Problem description
Extract the full listing below without altering a single character.

Exercise inputs

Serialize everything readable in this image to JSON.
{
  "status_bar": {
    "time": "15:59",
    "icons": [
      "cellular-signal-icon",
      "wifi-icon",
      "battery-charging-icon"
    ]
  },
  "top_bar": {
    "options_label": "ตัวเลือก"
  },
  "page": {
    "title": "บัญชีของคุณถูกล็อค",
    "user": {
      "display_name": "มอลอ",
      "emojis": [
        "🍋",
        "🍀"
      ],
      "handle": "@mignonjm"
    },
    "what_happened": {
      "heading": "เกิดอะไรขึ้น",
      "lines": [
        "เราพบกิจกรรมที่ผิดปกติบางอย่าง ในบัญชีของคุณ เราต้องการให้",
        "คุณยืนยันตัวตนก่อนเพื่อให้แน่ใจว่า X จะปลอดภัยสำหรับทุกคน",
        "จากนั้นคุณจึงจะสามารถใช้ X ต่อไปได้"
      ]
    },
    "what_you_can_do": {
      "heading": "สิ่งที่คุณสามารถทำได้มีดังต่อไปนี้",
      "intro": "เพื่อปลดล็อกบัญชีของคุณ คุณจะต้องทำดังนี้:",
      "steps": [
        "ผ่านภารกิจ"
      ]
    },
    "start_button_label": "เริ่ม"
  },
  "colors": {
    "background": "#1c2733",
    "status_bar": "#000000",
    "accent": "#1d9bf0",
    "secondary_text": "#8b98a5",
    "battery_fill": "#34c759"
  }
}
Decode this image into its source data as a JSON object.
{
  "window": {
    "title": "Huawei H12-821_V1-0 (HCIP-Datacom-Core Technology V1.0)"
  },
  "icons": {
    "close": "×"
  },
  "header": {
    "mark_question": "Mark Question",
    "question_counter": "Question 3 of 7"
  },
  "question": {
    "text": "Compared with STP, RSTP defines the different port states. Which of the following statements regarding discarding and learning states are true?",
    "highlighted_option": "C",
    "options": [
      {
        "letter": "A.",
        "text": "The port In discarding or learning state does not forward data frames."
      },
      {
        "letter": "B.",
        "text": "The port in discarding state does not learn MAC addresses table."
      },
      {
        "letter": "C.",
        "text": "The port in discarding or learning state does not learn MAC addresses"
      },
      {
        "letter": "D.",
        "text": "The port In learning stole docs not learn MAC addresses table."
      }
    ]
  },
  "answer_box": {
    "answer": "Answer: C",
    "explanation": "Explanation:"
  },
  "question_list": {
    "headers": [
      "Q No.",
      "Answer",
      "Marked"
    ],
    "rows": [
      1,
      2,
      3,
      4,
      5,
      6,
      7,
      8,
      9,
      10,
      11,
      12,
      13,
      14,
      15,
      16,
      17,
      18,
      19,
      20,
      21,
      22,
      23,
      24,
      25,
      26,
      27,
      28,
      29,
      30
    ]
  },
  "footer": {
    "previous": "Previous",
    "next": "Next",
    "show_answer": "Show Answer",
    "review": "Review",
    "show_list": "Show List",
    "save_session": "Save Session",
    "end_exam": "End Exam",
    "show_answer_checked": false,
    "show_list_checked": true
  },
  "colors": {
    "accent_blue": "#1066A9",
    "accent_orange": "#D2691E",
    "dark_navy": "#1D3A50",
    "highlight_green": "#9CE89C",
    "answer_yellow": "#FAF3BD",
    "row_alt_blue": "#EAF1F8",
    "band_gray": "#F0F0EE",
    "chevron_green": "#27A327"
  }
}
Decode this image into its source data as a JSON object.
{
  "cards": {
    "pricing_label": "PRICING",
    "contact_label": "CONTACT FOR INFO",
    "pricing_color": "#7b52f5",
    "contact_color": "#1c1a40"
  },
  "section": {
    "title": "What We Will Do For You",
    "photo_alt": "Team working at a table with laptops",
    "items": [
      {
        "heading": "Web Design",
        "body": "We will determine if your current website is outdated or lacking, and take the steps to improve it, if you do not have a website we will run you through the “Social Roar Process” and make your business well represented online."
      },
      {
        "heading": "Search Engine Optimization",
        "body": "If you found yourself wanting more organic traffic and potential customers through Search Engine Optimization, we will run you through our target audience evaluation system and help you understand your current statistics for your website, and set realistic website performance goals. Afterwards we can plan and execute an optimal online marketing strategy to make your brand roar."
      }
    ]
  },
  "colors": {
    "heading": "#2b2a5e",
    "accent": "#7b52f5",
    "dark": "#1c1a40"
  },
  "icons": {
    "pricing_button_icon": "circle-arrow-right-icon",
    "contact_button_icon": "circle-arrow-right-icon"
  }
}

Expected output
Serialize everything readable in this image to JSON.
{
  "status_bar": {
    "time": "15:59",
    "icons": [
      "cellular-signal-icon",
      "wifi-icon",
      "battery-charging-icon"
    ]
  },
  "top_bar": {
    "options_label": "ตัวเลือก"
  },
  "page": {
    "title": "บัญชีของคุณถูกล็อค",
    "user": {
      "display_name": "มอลอ",
      "emojis": [
        "🍋",
        "🍀"
      ],
      "handle": "@mignonjm"
    },
    "what_happened": {
      "heading": "เกิดอะไรขึ้น",
      "lines": [
        "เราพบกิจกรรมที่ผิดปกติบางอย่าง ในบัญชีของคุณ เราต้องการให้",
        "คุณยืนยันตัวตนก่อนเพื่อให้แน่ใจว่า X จะปลอดภัยสำหรับทุกคน",
        "จากนั้นคุณจึงจะสามารถใช้ X ต่อไปได้"
      ]
    },
    "what_you_can_do": {
      "heading": "สิ่งที่คุณสามารถทำได้มีดังต่อไปนี้",
      "intro": "เพื่อปลดล็อกบัญชีของคุณ คุณจะต้องทำดังนี้:",
      "steps": [
        "ผ่านภารกิจ"
      ]
    },
    "start_button_label": "เริ่ม"
  },
  "colors": {
    "background": "#1c2733",
    "status_bar": "#000000",
    "accent": "#1d9bf0",
    "secondary_text": "#8b98a5",
    "battery_fill": "#34c759"
  }
}
Decode this image into its source data as a JSON object.
{
  "window": {
    "title": "Huawei H12-821_V1-0 (HCIP-Datacom-Core Technology V1.0)"
  },
  "icons": {
    "close": "×"
  },
  "header": {
    "mark_question": "Mark Question",
    "question_counter": "Question 3 of 7"
  },
  "question": {
    "text": "Compared with STP, RSTP defines the different port states. Which of the following statements regarding discarding and learning states are true?",
    "highlighted_option": "C",
    "options": [
      {
        "letter": "A.",
        "text": "The port In discarding or learning state does not forward data frames."
      },
      {
        "letter": "B.",
        "text": "The port in discarding state does not learn MAC addresses table."
      },
      {
        "letter": "C.",
        "text": "The port in discarding or learning state does not learn MAC addresses"
      },
      {
        "letter": "D.",
        "text": "The port In learning stole docs not learn MAC addresses table."
      }
    ]
  },
  "answer_box": {
    "answer": "Answer: C",
    "explanation": "Explanation:"
  },
  "question_list": {
    "headers": [
      "Q No.",
      "Answer",
      "Marked"
    ],
    "rows": [
      1,
      2,
      3,
      4,
      5,
      6,
      7,
      8,
      9,
      10,
      11,
      12,
      13,
      14,
      15,
      16,
      17,
      18,
      19,
      20,
      21,
      22,
      23,
      24,
      25,
      26,
      27,
      28,
      29,
      30
    ]
  },
  "footer": {
    "previous": "Previous",
    "next": "Next",
    "show_answer": "Show Answer",
    "review": "Review",
    "show_list": "Show List",
    "save_session": "Save Session",
    "end_exam": "End Exam",
    "show_answer_checked": false,
    "show_list_checked": true
  },
  "colors": {
    "accent_blue": "#1066A9",
    "accent_orange": "#D2691E",
    "dark_navy": "#1D3A50",
    "highlight_green": "#9CE89C",
    "answer_yellow": "#FAF3BD",
    "row_alt_blue": "#EAF1F8",
    "band_gray": "#F0F0EE",
    "chevron_green": "#27A327"
  }
}
Decode this image into its source data as a JSON object.
{
  "cards": {
    "pricing_label": "PRICING",
    "contact_label": "CONTACT FOR INFO",
    "pricing_color": "#7b52f5",
    "contact_color": "#1c1a40"
  },
  "section": {
    "title": "What We Will Do For You",
    "photo_alt": "Team working at a table with laptops",
    "items": [
      {
        "heading": "Web Design",
        "body": "We will determine if your current website is outdated or lacking, and take the steps to improve it, if you do not have a website we will run you through the “Social Roar Process” and make your business well represented online."
      },
      {
        "heading": "Search Engine Optimization",
        "body": "If you found yourself wanting more organic traffic and potential customers through Search Engine Optimization, we will run you through our target audience evaluation system and help you understand your current statistics for your website, and set realistic website performance goals. Afterwards we can plan and execute an optimal online marketing strategy to make your brand roar."
      }
    ]
  },
  "colors": {
    "heading": "#2b2a5e",
    "accent": "#7b52f5",
    "dark": "#1c1a40"
  },
  "icons": {
    "pricing_button_icon": "circle-arrow-right-icon",
    "contact_button_icon": "circle-arrow-right-icon"
  }
}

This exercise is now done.